### Bounding box annotations
+===+

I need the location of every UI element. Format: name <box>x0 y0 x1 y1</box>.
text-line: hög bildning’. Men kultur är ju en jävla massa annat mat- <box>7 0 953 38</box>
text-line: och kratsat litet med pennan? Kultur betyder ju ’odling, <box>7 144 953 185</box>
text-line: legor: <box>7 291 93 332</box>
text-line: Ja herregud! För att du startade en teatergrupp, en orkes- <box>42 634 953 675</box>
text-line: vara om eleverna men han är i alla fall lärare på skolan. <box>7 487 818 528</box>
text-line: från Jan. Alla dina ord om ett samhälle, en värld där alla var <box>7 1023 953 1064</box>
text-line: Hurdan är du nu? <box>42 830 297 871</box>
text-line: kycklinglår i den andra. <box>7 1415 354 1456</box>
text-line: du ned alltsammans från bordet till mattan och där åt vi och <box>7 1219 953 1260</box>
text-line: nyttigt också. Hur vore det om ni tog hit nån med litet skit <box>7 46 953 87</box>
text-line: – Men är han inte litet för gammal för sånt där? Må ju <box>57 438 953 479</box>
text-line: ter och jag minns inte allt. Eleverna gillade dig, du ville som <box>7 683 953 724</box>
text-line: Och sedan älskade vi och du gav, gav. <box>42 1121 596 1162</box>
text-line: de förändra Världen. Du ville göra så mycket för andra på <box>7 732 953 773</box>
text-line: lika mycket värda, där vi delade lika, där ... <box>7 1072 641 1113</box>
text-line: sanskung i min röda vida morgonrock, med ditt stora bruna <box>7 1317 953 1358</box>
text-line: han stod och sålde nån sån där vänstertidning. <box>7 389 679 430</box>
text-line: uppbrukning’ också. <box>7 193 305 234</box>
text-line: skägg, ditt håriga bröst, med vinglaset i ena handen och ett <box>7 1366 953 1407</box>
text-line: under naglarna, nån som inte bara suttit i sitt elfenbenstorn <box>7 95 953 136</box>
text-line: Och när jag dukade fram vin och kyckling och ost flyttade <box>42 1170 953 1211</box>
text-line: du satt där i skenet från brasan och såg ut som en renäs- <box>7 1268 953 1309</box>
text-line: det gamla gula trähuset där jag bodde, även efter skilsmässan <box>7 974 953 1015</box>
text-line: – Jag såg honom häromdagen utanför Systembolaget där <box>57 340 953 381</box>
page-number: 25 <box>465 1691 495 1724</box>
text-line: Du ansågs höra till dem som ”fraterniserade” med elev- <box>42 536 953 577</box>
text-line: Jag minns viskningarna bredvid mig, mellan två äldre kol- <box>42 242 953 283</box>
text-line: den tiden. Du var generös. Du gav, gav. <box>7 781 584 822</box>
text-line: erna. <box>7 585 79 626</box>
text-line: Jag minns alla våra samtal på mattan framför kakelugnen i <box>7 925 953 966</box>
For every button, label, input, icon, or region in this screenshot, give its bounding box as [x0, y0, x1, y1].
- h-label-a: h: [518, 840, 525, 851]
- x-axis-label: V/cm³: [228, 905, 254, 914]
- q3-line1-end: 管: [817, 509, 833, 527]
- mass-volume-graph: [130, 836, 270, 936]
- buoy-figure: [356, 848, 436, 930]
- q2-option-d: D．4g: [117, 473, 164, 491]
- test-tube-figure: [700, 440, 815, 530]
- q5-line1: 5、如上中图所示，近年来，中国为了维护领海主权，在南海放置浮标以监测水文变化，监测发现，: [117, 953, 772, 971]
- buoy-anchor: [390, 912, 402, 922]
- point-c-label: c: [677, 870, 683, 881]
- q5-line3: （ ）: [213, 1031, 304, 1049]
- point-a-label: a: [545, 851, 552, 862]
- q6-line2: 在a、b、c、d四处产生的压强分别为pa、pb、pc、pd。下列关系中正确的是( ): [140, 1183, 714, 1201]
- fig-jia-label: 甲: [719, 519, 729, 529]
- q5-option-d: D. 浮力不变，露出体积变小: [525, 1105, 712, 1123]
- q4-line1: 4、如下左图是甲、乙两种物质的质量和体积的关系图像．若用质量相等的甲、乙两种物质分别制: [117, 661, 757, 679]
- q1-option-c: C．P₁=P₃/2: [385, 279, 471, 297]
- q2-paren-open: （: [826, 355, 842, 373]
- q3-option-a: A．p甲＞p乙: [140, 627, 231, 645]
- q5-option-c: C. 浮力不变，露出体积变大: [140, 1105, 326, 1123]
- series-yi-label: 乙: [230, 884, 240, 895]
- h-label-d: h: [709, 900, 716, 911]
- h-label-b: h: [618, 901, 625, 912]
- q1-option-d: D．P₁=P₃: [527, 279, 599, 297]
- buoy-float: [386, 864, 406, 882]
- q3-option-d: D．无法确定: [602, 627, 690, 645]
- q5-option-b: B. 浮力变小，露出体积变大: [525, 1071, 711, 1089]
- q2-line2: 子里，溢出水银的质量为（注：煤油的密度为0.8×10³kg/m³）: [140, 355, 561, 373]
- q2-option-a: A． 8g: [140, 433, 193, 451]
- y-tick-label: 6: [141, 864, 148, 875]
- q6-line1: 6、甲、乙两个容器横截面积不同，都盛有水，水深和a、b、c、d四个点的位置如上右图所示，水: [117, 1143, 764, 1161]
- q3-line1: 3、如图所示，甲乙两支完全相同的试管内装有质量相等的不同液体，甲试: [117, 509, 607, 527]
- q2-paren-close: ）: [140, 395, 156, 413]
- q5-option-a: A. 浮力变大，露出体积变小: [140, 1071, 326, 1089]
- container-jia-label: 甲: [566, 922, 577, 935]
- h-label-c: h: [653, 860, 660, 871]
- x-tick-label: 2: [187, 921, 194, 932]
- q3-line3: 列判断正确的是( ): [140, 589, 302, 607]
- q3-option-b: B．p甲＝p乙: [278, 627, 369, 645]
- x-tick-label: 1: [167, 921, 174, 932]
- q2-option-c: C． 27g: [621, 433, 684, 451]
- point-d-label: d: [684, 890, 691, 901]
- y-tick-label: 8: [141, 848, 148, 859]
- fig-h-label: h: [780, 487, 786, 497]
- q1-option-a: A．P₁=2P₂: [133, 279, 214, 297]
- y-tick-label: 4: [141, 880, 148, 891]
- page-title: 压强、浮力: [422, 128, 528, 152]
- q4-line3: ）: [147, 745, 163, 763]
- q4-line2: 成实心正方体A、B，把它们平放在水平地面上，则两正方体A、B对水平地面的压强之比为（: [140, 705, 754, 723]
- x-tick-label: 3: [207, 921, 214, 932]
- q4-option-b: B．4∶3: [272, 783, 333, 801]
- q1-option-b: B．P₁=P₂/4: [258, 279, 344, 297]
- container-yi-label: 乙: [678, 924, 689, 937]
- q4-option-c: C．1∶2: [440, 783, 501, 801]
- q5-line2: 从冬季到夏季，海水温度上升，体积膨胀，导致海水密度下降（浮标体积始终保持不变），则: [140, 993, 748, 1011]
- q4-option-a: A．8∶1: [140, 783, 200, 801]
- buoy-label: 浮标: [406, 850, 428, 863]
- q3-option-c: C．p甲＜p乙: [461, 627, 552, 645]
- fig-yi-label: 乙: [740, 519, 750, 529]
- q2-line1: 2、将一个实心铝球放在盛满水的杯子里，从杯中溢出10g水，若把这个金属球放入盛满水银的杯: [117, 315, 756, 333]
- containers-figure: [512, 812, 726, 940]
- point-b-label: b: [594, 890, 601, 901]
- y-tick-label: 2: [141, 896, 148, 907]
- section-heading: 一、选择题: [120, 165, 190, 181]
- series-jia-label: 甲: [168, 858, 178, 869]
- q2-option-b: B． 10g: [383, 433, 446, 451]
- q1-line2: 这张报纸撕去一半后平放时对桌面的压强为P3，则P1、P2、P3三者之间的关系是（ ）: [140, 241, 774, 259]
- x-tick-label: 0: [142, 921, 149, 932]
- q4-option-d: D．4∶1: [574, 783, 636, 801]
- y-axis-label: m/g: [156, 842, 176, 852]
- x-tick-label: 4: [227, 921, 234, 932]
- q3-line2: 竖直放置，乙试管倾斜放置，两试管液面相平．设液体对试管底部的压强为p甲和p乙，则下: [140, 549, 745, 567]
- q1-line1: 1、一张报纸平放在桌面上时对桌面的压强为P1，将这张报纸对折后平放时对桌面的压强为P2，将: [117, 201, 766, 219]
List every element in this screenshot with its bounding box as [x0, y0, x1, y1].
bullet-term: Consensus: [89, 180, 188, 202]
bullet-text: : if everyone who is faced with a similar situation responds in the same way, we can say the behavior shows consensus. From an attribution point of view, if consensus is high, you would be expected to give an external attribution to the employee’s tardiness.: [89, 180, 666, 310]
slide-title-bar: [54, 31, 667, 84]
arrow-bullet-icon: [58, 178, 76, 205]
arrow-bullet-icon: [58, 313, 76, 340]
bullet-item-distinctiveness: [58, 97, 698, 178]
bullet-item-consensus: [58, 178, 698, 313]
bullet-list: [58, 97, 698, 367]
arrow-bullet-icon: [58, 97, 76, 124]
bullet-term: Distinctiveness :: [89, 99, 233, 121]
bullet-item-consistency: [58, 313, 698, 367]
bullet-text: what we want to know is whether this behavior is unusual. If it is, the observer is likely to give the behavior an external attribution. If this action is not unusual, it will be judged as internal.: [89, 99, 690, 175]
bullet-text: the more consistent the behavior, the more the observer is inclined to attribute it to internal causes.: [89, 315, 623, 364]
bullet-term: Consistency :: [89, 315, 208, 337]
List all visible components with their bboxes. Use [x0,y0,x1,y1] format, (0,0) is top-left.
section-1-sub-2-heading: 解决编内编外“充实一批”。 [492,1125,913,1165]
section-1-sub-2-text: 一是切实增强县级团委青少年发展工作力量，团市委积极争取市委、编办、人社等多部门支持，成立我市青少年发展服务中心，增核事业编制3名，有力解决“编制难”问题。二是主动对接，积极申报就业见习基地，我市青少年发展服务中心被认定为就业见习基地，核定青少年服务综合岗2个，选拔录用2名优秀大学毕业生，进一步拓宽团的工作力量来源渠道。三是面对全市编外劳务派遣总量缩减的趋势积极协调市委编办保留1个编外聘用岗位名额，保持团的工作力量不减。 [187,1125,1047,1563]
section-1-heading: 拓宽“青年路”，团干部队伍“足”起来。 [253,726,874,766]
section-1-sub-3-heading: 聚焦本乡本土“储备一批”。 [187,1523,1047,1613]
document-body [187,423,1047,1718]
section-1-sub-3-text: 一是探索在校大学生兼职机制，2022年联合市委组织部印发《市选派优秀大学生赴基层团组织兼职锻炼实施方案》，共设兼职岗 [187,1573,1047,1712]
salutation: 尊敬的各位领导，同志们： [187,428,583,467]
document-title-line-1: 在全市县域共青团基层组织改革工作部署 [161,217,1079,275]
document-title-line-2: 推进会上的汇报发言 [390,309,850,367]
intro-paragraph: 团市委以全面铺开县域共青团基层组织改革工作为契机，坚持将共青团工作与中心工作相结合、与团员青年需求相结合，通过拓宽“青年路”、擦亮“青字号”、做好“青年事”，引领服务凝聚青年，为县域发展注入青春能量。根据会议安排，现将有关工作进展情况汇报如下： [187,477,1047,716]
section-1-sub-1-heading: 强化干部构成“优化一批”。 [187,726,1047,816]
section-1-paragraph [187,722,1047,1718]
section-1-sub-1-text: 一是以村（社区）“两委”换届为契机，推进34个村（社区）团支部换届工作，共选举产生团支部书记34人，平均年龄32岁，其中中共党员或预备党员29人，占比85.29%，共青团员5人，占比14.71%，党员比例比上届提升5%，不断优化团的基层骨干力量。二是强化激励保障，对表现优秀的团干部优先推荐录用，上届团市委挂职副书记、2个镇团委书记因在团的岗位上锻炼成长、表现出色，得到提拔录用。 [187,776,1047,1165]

+===+

### The exercise
Could you copy out everything from the very start of the data down to and including the line that contains "text-line: från Jan.", character for character?

### Solution
I need the location of every UI element. Format: name <box>x0 y0 x1 y1</box>.
text-line: hög bildning’. Men kultur är ju en jävla massa annat mat- <box>7 0 953 38</box>
text-line: och kratsat litet med pennan? Kultur betyder ju ’odling, <box>7 144 953 185</box>
text-line: legor: <box>7 291 93 332</box>
text-line: Ja herregud! För att du startade en teatergrupp, en orkes- <box>42 634 953 675</box>
text-line: vara om eleverna men han är i alla fall lärare på skolan. <box>7 487 818 528</box>
text-line: från Jan. Alla dina ord om ett samhälle, en värld där alla var <box>7 1023 953 1064</box>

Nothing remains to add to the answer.